*Instructions for the task*. Please write out the material that follows, exactly as it stands.
::: Input :::
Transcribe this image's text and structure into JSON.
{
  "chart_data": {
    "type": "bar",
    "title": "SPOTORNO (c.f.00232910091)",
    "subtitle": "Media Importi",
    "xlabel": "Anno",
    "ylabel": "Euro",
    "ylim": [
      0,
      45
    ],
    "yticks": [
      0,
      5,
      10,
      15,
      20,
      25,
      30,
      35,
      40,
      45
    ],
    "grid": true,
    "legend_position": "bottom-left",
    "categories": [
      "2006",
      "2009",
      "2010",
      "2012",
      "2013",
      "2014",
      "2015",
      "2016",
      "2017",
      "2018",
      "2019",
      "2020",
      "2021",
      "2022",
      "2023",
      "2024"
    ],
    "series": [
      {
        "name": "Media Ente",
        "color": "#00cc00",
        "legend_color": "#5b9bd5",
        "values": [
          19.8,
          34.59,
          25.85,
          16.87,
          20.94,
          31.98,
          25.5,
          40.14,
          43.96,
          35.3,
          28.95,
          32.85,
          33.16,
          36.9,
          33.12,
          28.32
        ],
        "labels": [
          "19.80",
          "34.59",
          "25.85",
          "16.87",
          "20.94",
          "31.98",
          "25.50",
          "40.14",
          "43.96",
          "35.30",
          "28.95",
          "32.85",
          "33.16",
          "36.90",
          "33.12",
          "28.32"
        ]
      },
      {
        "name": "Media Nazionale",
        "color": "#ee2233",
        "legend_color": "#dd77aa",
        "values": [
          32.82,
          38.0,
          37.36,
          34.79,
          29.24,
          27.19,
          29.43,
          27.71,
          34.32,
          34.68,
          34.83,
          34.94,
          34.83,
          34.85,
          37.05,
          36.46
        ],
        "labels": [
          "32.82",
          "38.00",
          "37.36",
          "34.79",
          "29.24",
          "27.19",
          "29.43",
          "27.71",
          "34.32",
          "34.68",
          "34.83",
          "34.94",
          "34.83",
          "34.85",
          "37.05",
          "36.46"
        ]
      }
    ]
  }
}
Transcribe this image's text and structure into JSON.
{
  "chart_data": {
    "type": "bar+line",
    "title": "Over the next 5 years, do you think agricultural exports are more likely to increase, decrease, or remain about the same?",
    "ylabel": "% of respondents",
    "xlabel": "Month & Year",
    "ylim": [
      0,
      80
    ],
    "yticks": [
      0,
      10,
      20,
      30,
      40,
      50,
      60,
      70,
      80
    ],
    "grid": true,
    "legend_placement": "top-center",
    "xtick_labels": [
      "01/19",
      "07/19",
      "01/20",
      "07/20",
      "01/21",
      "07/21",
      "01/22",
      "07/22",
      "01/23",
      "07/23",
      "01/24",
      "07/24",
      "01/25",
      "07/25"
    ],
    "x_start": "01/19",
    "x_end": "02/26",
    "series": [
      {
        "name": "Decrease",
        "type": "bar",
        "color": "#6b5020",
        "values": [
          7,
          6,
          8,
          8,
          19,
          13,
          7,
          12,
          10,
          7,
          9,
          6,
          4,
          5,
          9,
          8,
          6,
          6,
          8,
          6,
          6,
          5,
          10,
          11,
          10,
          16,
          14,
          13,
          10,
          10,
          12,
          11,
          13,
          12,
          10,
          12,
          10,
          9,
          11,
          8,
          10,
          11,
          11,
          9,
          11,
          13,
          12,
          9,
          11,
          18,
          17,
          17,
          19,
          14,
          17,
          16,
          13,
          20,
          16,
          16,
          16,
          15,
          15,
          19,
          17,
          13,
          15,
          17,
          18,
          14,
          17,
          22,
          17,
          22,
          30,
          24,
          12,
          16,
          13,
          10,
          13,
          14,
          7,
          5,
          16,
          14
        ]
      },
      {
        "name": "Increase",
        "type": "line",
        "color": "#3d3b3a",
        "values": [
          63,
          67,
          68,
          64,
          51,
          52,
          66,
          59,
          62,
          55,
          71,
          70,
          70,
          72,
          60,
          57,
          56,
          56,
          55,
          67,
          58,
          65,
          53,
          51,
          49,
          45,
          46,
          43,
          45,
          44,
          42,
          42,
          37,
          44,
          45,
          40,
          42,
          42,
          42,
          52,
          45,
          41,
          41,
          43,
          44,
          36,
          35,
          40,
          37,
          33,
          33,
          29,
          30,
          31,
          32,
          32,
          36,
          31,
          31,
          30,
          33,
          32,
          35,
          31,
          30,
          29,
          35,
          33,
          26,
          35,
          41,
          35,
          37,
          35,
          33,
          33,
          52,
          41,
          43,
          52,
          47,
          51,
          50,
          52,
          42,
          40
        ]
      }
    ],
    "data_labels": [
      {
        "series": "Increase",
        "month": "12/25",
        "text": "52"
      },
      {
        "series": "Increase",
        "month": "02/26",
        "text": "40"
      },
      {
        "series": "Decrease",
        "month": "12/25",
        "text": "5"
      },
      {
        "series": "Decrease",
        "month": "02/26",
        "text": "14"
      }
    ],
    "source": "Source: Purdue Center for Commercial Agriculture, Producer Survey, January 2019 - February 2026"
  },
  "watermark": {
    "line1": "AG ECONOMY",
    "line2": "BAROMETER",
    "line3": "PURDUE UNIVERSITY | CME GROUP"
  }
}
:::
*The reply*.
Transcribe this image's text and structure into JSON.
{
  "chart_data": {
    "type": "bar",
    "title": "SPOTORNO (c.f.00232910091)",
    "subtitle": "Media Importi",
    "xlabel": "Anno",
    "ylabel": "Euro",
    "ylim": [
      0,
      45
    ],
    "yticks": [
      0,
      5,
      10,
      15,
      20,
      25,
      30,
      35,
      40,
      45
    ],
    "grid": true,
    "legend_position": "bottom-left",
    "categories": [
      "2006",
      "2009",
      "2010",
      "2012",
      "2013",
      "2014",
      "2015",
      "2016",
      "2017",
      "2018",
      "2019",
      "2020",
      "2021",
      "2022",
      "2023",
      "2024"
    ],
    "series": [
      {
        "name": "Media Ente",
        "color": "#00cc00",
        "legend_color": "#5b9bd5",
        "values": [
          19.8,
          34.59,
          25.85,
          16.87,
          20.94,
          31.98,
          25.5,
          40.14,
          43.96,
          35.3,
          28.95,
          32.85,
          33.16,
          36.9,
          33.12,
          28.32
        ],
        "labels": [
          "19.80",
          "34.59",
          "25.85",
          "16.87",
          "20.94",
          "31.98",
          "25.50",
          "40.14",
          "43.96",
          "35.30",
          "28.95",
          "32.85",
          "33.16",
          "36.90",
          "33.12",
          "28.32"
        ]
      },
      {
        "name": "Media Nazionale",
        "color": "#ee2233",
        "legend_color": "#dd77aa",
        "values": [
          32.82,
          38.0,
          37.36,
          34.79,
          29.24,
          27.19,
          29.43,
          27.71,
          34.32,
          34.68,
          34.83,
          34.94,
          34.83,
          34.85,
          37.05,
          36.46
        ],
        "labels": [
          "32.82",
          "38.00",
          "37.36",
          "34.79",
          "29.24",
          "27.19",
          "29.43",
          "27.71",
          "34.32",
          "34.68",
          "34.83",
          "34.94",
          "34.83",
          "34.85",
          "37.05",
          "36.46"
        ]
      }
    ]
  }
}
Transcribe this image's text and structure into JSON.
{
  "chart_data": {
    "type": "bar+line",
    "title": "Over the next 5 years, do you think agricultural exports are more likely to increase, decrease, or remain about the same?",
    "ylabel": "% of respondents",
    "xlabel": "Month & Year",
    "ylim": [
      0,
      80
    ],
    "yticks": [
      0,
      10,
      20,
      30,
      40,
      50,
      60,
      70,
      80
    ],
    "grid": true,
    "legend_placement": "top-center",
    "xtick_labels": [
      "01/19",
      "07/19",
      "01/20",
      "07/20",
      "01/21",
      "07/21",
      "01/22",
      "07/22",
      "01/23",
      "07/23",
      "01/24",
      "07/24",
      "01/25",
      "07/25"
    ],
    "x_start": "01/19",
    "x_end": "02/26",
    "series": [
      {
        "name": "Decrease",
        "type": "bar",
        "color": "#6b5020",
        "values": [
          7,
          6,
          8,
          8,
          19,
          13,
          7,
          12,
          10,
          7,
          9,
          6,
          4,
          5,
          9,
          8,
          6,
          6,
          8,
          6,
          6,
          5,
          10,
          11,
          10,
          16,
          14,
          13,
          10,
          10,
          12,
          11,
          13,
          12,
          10,
          12,
          10,
          9,
          11,
          8,
          10,
          11,
          11,
          9,
          11,
          13,
          12,
          9,
          11,
          18,
          17,
          17,
          19,
          14,
          17,
          16,
          13,
          20,
          16,
          16,
          16,
          15,
          15,
          19,
          17,
          13,
          15,
          17,
          18,
          14,
          17,
          22,
          17,
          22,
          30,
          24,
          12,
          16,
          13,
          10,
          13,
          14,
          7,
          5,
          16,
          14
        ]
      },
      {
        "name": "Increase",
        "type": "line",
        "color": "#3d3b3a",
        "values": [
          63,
          67,
          68,
          64,
          51,
          52,
          66,
          59,
          62,
          55,
          71,
          70,
          70,
          72,
          60,
          57,
          56,
          56,
          55,
          67,
          58,
          65,
          53,
          51,
          49,
          45,
          46,
          43,
          45,
          44,
          42,
          42,
          37,
          44,
          45,
          40,
          42,
          42,
          42,
          52,
          45,
          41,
          41,
          43,
          44,
          36,
          35,
          40,
          37,
          33,
          33,
          29,
          30,
          31,
          32,
          32,
          36,
          31,
          31,
          30,
          33,
          32,
          35,
          31,
          30,
          29,
          35,
          33,
          26,
          35,
          41,
          35,
          37,
          35,
          33,
          33,
          52,
          41,
          43,
          52,
          47,
          51,
          50,
          52,
          42,
          40
        ]
      }
    ],
    "data_labels": [
      {
        "series": "Increase",
        "month": "12/25",
        "text": "52"
      },
      {
        "series": "Increase",
        "month": "02/26",
        "text": "40"
      },
      {
        "series": "Decrease",
        "month": "12/25",
        "text": "5"
      },
      {
        "series": "Decrease",
        "month": "02/26",
        "text": "14"
      }
    ],
    "source": "Source: Purdue Center for Commercial Agriculture, Producer Survey, January 2019 - February 2026"
  },
  "watermark": {
    "line1": "AG ECONOMY",
    "line2": "BAROMETER",
    "line3": "PURDUE UNIVERSITY | CME GROUP"
  }
}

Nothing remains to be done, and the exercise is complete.